Directive – Omit every picture while repeating the entries exactly.

(Entries with figure data)
┌────────

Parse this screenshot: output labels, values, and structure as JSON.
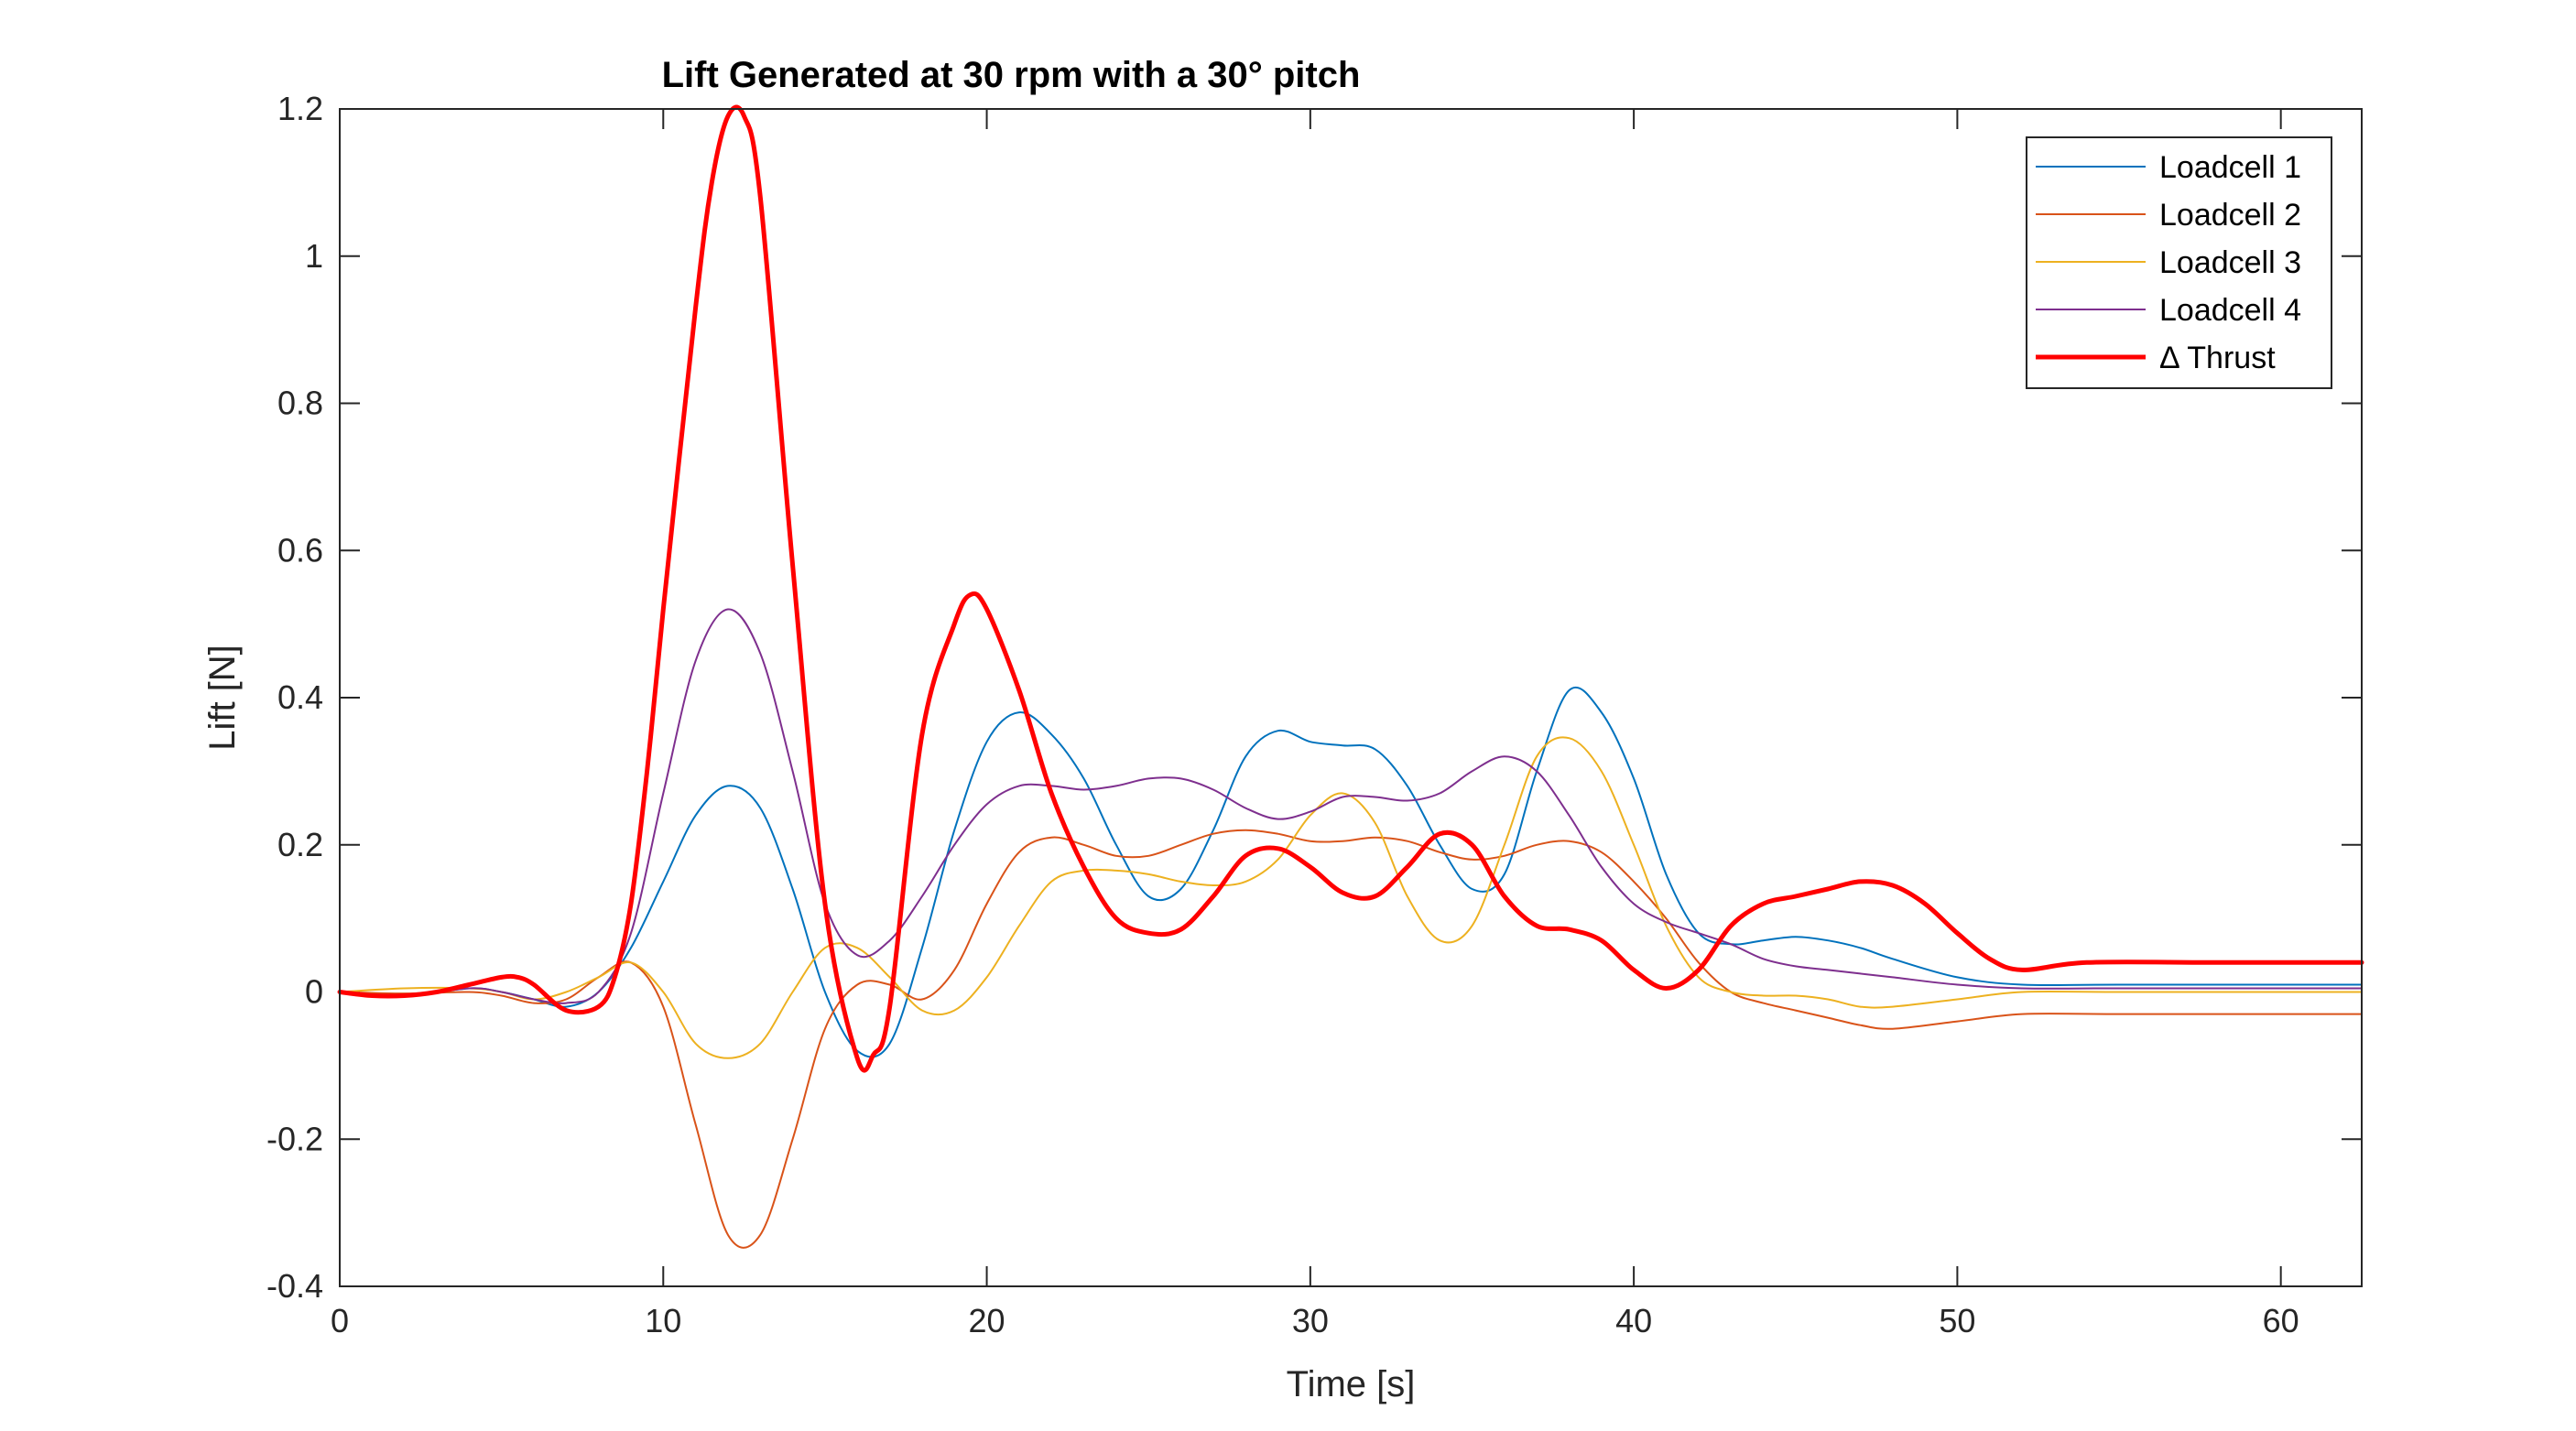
{
  "chart_data": {
    "type": "line",
    "title": "Lift Generated at 30 rpm with a 30° pitch",
    "xlabel": "Time [s]",
    "ylabel": "Lift [N]",
    "xlim": [
      0,
      62.5
    ],
    "ylim": [
      -0.4,
      1.2
    ],
    "xticks": [
      0,
      10,
      20,
      30,
      40,
      50,
      60
    ],
    "yticks": [
      -0.4,
      -0.2,
      0,
      0.2,
      0.4,
      0.6,
      0.8,
      1,
      1.2
    ],
    "xtick_labels": [
      "0",
      "10",
      "20",
      "30",
      "40",
      "50",
      "60"
    ],
    "ytick_labels": [
      "-0.4",
      "-0.2",
      "0",
      "0.2",
      "0.4",
      "0.6",
      "0.8",
      "1",
      "1.2"
    ],
    "grid": false,
    "legend_position": "top-right",
    "series": [
      {
        "name": "Loadcell 1",
        "color": "#0072BD",
        "width": 2,
        "x": [
          0,
          2,
          4,
          5,
          6,
          7,
          8,
          9,
          10,
          11,
          12,
          13,
          14,
          15,
          16,
          17,
          18,
          19,
          20,
          21,
          22,
          23,
          24,
          25,
          26,
          27,
          28,
          29,
          30,
          31,
          32,
          33,
          34,
          35,
          36,
          37,
          38,
          39,
          40,
          41,
          42,
          43,
          44,
          45,
          46,
          47,
          48,
          50,
          52,
          55,
          62.5
        ],
        "y": [
          0,
          -0.005,
          0.005,
          0,
          -0.01,
          -0.02,
          0,
          0.06,
          0.15,
          0.24,
          0.28,
          0.25,
          0.14,
          0.0,
          -0.08,
          -0.07,
          0.06,
          0.22,
          0.34,
          0.38,
          0.35,
          0.29,
          0.2,
          0.13,
          0.14,
          0.22,
          0.32,
          0.355,
          0.34,
          0.335,
          0.33,
          0.28,
          0.2,
          0.14,
          0.16,
          0.3,
          0.41,
          0.38,
          0.29,
          0.16,
          0.08,
          0.065,
          0.07,
          0.075,
          0.07,
          0.06,
          0.045,
          0.02,
          0.01,
          0.01,
          0.01
        ]
      },
      {
        "name": "Loadcell 2",
        "color": "#D95319",
        "width": 2,
        "x": [
          0,
          2,
          4,
          5,
          6,
          7,
          8,
          9,
          10,
          11,
          12,
          13,
          14,
          15,
          16,
          17,
          18,
          19,
          20,
          21,
          22,
          23,
          24,
          25,
          26,
          27,
          28,
          29,
          30,
          31,
          32,
          33,
          34,
          35,
          36,
          37,
          38,
          39,
          40,
          41,
          42,
          43,
          44,
          45,
          46,
          47,
          48,
          50,
          52,
          55,
          62.5
        ],
        "y": [
          0,
          -0.002,
          0.0,
          -0.005,
          -0.015,
          -0.01,
          0.02,
          0.04,
          -0.02,
          -0.18,
          -0.33,
          -0.33,
          -0.2,
          -0.05,
          0.01,
          0.01,
          -0.01,
          0.03,
          0.12,
          0.19,
          0.21,
          0.2,
          0.185,
          0.185,
          0.2,
          0.215,
          0.22,
          0.215,
          0.205,
          0.205,
          0.21,
          0.205,
          0.19,
          0.18,
          0.185,
          0.2,
          0.205,
          0.19,
          0.15,
          0.1,
          0.04,
          0.0,
          -0.015,
          -0.025,
          -0.035,
          -0.045,
          -0.05,
          -0.04,
          -0.03,
          -0.03,
          -0.03
        ]
      },
      {
        "name": "Loadcell 3",
        "color": "#EDB120",
        "width": 2,
        "x": [
          0,
          2,
          4,
          5,
          6,
          7,
          8,
          9,
          10,
          11,
          12,
          13,
          14,
          15,
          16,
          17,
          18,
          19,
          20,
          21,
          22,
          23,
          24,
          25,
          26,
          27,
          28,
          29,
          30,
          31,
          32,
          33,
          34,
          35,
          36,
          37,
          38,
          39,
          40,
          41,
          42,
          43,
          44,
          45,
          46,
          47,
          48,
          50,
          52,
          55,
          62.5
        ],
        "y": [
          0,
          0.005,
          0.005,
          0.0,
          -0.01,
          0.0,
          0.02,
          0.04,
          0.0,
          -0.07,
          -0.09,
          -0.07,
          0.0,
          0.06,
          0.06,
          0.02,
          -0.025,
          -0.025,
          0.02,
          0.09,
          0.15,
          0.165,
          0.165,
          0.16,
          0.15,
          0.145,
          0.15,
          0.18,
          0.24,
          0.27,
          0.23,
          0.13,
          0.07,
          0.09,
          0.2,
          0.32,
          0.345,
          0.3,
          0.2,
          0.09,
          0.02,
          0.0,
          -0.005,
          -0.005,
          -0.01,
          -0.02,
          -0.02,
          -0.01,
          0.0,
          0.0,
          0.0
        ]
      },
      {
        "name": "Loadcell 4",
        "color": "#7E2F8E",
        "width": 2,
        "x": [
          0,
          2,
          4,
          5,
          6,
          7,
          8,
          9,
          10,
          11,
          12,
          13,
          14,
          15,
          16,
          17,
          18,
          19,
          20,
          21,
          22,
          23,
          24,
          25,
          26,
          27,
          28,
          29,
          30,
          31,
          32,
          33,
          34,
          35,
          36,
          37,
          38,
          39,
          40,
          41,
          42,
          43,
          44,
          45,
          46,
          47,
          48,
          50,
          52,
          55,
          62.5
        ],
        "y": [
          0,
          -0.005,
          0.005,
          0.0,
          -0.01,
          -0.015,
          0.0,
          0.08,
          0.27,
          0.45,
          0.52,
          0.46,
          0.3,
          0.12,
          0.05,
          0.07,
          0.13,
          0.2,
          0.255,
          0.28,
          0.28,
          0.275,
          0.28,
          0.29,
          0.29,
          0.275,
          0.25,
          0.235,
          0.245,
          0.265,
          0.265,
          0.26,
          0.27,
          0.3,
          0.32,
          0.3,
          0.24,
          0.17,
          0.12,
          0.095,
          0.08,
          0.065,
          0.045,
          0.035,
          0.03,
          0.025,
          0.02,
          0.01,
          0.005,
          0.005,
          0.005
        ]
      },
      {
        "name": "Δ Thrust",
        "color": "#FF0000",
        "width": 5,
        "x": [
          0,
          1,
          2,
          3,
          4,
          5,
          5.5,
          6,
          7,
          8,
          8.5,
          9,
          9.5,
          10,
          11,
          11.5,
          12,
          12.5,
          13,
          14,
          15,
          16,
          16.5,
          17,
          18,
          19,
          19.5,
          20,
          21,
          22,
          23,
          24,
          25,
          26,
          27,
          28,
          29,
          30,
          31,
          32,
          33,
          34,
          35,
          36,
          37,
          38,
          39,
          40,
          41,
          42,
          43,
          44,
          45,
          46,
          47,
          48,
          49,
          50,
          51,
          52,
          54,
          58,
          62.5
        ],
        "y": [
          0,
          -0.005,
          -0.005,
          0.0,
          0.01,
          0.02,
          0.02,
          0.01,
          -0.025,
          -0.02,
          0.02,
          0.12,
          0.3,
          0.52,
          0.93,
          1.1,
          1.19,
          1.19,
          1.08,
          0.58,
          0.12,
          -0.09,
          -0.085,
          -0.02,
          0.35,
          0.5,
          0.54,
          0.52,
          0.41,
          0.27,
          0.17,
          0.1,
          0.08,
          0.085,
          0.13,
          0.185,
          0.195,
          0.17,
          0.135,
          0.13,
          0.17,
          0.215,
          0.2,
          0.13,
          0.09,
          0.085,
          0.07,
          0.03,
          0.005,
          0.03,
          0.09,
          0.12,
          0.13,
          0.14,
          0.15,
          0.145,
          0.12,
          0.08,
          0.045,
          0.03,
          0.04,
          0.04,
          0.04
        ]
      }
    ]
  }
}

└────────

Solution for this task –
Parse this screenshot: output labels, values, and structure as JSON.
{
  "chart_data": {
    "type": "line",
    "title": "Lift Generated at 30 rpm with a 30° pitch",
    "xlabel": "Time [s]",
    "ylabel": "Lift [N]",
    "xlim": [
      0,
      62.5
    ],
    "ylim": [
      -0.4,
      1.2
    ],
    "xticks": [
      0,
      10,
      20,
      30,
      40,
      50,
      60
    ],
    "yticks": [
      -0.4,
      -0.2,
      0,
      0.2,
      0.4,
      0.6,
      0.8,
      1,
      1.2
    ],
    "xtick_labels": [
      "0",
      "10",
      "20",
      "30",
      "40",
      "50",
      "60"
    ],
    "ytick_labels": [
      "-0.4",
      "-0.2",
      "0",
      "0.2",
      "0.4",
      "0.6",
      "0.8",
      "1",
      "1.2"
    ],
    "grid": false,
    "legend_position": "top-right",
    "series": [
      {
        "name": "Loadcell 1",
        "color": "#0072BD",
        "width": 2,
        "x": [
          0,
          2,
          4,
          5,
          6,
          7,
          8,
          9,
          10,
          11,
          12,
          13,
          14,
          15,
          16,
          17,
          18,
          19,
          20,
          21,
          22,
          23,
          24,
          25,
          26,
          27,
          28,
          29,
          30,
          31,
          32,
          33,
          34,
          35,
          36,
          37,
          38,
          39,
          40,
          41,
          42,
          43,
          44,
          45,
          46,
          47,
          48,
          50,
          52,
          55,
          62.5
        ],
        "y": [
          0,
          -0.005,
          0.005,
          0,
          -0.01,
          -0.02,
          0,
          0.06,
          0.15,
          0.24,
          0.28,
          0.25,
          0.14,
          0.0,
          -0.08,
          -0.07,
          0.06,
          0.22,
          0.34,
          0.38,
          0.35,
          0.29,
          0.2,
          0.13,
          0.14,
          0.22,
          0.32,
          0.355,
          0.34,
          0.335,
          0.33,
          0.28,
          0.2,
          0.14,
          0.16,
          0.3,
          0.41,
          0.38,
          0.29,
          0.16,
          0.08,
          0.065,
          0.07,
          0.075,
          0.07,
          0.06,
          0.045,
          0.02,
          0.01,
          0.01,
          0.01
        ]
      },
      {
        "name": "Loadcell 2",
        "color": "#D95319",
        "width": 2,
        "x": [
          0,
          2,
          4,
          5,
          6,
          7,
          8,
          9,
          10,
          11,
          12,
          13,
          14,
          15,
          16,
          17,
          18,
          19,
          20,
          21,
          22,
          23,
          24,
          25,
          26,
          27,
          28,
          29,
          30,
          31,
          32,
          33,
          34,
          35,
          36,
          37,
          38,
          39,
          40,
          41,
          42,
          43,
          44,
          45,
          46,
          47,
          48,
          50,
          52,
          55,
          62.5
        ],
        "y": [
          0,
          -0.002,
          0.0,
          -0.005,
          -0.015,
          -0.01,
          0.02,
          0.04,
          -0.02,
          -0.18,
          -0.33,
          -0.33,
          -0.2,
          -0.05,
          0.01,
          0.01,
          -0.01,
          0.03,
          0.12,
          0.19,
          0.21,
          0.2,
          0.185,
          0.185,
          0.2,
          0.215,
          0.22,
          0.215,
          0.205,
          0.205,
          0.21,
          0.205,
          0.19,
          0.18,
          0.185,
          0.2,
          0.205,
          0.19,
          0.15,
          0.1,
          0.04,
          0.0,
          -0.015,
          -0.025,
          -0.035,
          -0.045,
          -0.05,
          -0.04,
          -0.03,
          -0.03,
          -0.03
        ]
      },
      {
        "name": "Loadcell 3",
        "color": "#EDB120",
        "width": 2,
        "x": [
          0,
          2,
          4,
          5,
          6,
          7,
          8,
          9,
          10,
          11,
          12,
          13,
          14,
          15,
          16,
          17,
          18,
          19,
          20,
          21,
          22,
          23,
          24,
          25,
          26,
          27,
          28,
          29,
          30,
          31,
          32,
          33,
          34,
          35,
          36,
          37,
          38,
          39,
          40,
          41,
          42,
          43,
          44,
          45,
          46,
          47,
          48,
          50,
          52,
          55,
          62.5
        ],
        "y": [
          0,
          0.005,
          0.005,
          0.0,
          -0.01,
          0.0,
          0.02,
          0.04,
          0.0,
          -0.07,
          -0.09,
          -0.07,
          0.0,
          0.06,
          0.06,
          0.02,
          -0.025,
          -0.025,
          0.02,
          0.09,
          0.15,
          0.165,
          0.165,
          0.16,
          0.15,
          0.145,
          0.15,
          0.18,
          0.24,
          0.27,
          0.23,
          0.13,
          0.07,
          0.09,
          0.2,
          0.32,
          0.345,
          0.3,
          0.2,
          0.09,
          0.02,
          0.0,
          -0.005,
          -0.005,
          -0.01,
          -0.02,
          -0.02,
          -0.01,
          0.0,
          0.0,
          0.0
        ]
      },
      {
        "name": "Loadcell 4",
        "color": "#7E2F8E",
        "width": 2,
        "x": [
          0,
          2,
          4,
          5,
          6,
          7,
          8,
          9,
          10,
          11,
          12,
          13,
          14,
          15,
          16,
          17,
          18,
          19,
          20,
          21,
          22,
          23,
          24,
          25,
          26,
          27,
          28,
          29,
          30,
          31,
          32,
          33,
          34,
          35,
          36,
          37,
          38,
          39,
          40,
          41,
          42,
          43,
          44,
          45,
          46,
          47,
          48,
          50,
          52,
          55,
          62.5
        ],
        "y": [
          0,
          -0.005,
          0.005,
          0.0,
          -0.01,
          -0.015,
          0.0,
          0.08,
          0.27,
          0.45,
          0.52,
          0.46,
          0.3,
          0.12,
          0.05,
          0.07,
          0.13,
          0.2,
          0.255,
          0.28,
          0.28,
          0.275,
          0.28,
          0.29,
          0.29,
          0.275,
          0.25,
          0.235,
          0.245,
          0.265,
          0.265,
          0.26,
          0.27,
          0.3,
          0.32,
          0.3,
          0.24,
          0.17,
          0.12,
          0.095,
          0.08,
          0.065,
          0.045,
          0.035,
          0.03,
          0.025,
          0.02,
          0.01,
          0.005,
          0.005,
          0.005
        ]
      },
      {
        "name": "Δ Thrust",
        "color": "#FF0000",
        "width": 5,
        "x": [
          0,
          1,
          2,
          3,
          4,
          5,
          5.5,
          6,
          7,
          8,
          8.5,
          9,
          9.5,
          10,
          11,
          11.5,
          12,
          12.5,
          13,
          14,
          15,
          16,
          16.5,
          17,
          18,
          19,
          19.5,
          20,
          21,
          22,
          23,
          24,
          25,
          26,
          27,
          28,
          29,
          30,
          31,
          32,
          33,
          34,
          35,
          36,
          37,
          38,
          39,
          40,
          41,
          42,
          43,
          44,
          45,
          46,
          47,
          48,
          49,
          50,
          51,
          52,
          54,
          58,
          62.5
        ],
        "y": [
          0,
          -0.005,
          -0.005,
          0.0,
          0.01,
          0.02,
          0.02,
          0.01,
          -0.025,
          -0.02,
          0.02,
          0.12,
          0.3,
          0.52,
          0.93,
          1.1,
          1.19,
          1.19,
          1.08,
          0.58,
          0.12,
          -0.09,
          -0.085,
          -0.02,
          0.35,
          0.5,
          0.54,
          0.52,
          0.41,
          0.27,
          0.17,
          0.1,
          0.08,
          0.085,
          0.13,
          0.185,
          0.195,
          0.17,
          0.135,
          0.13,
          0.17,
          0.215,
          0.2,
          0.13,
          0.09,
          0.085,
          0.07,
          0.03,
          0.005,
          0.03,
          0.09,
          0.12,
          0.13,
          0.14,
          0.15,
          0.145,
          0.12,
          0.08,
          0.045,
          0.03,
          0.04,
          0.04,
          0.04
        ]
      }
    ]
  }
}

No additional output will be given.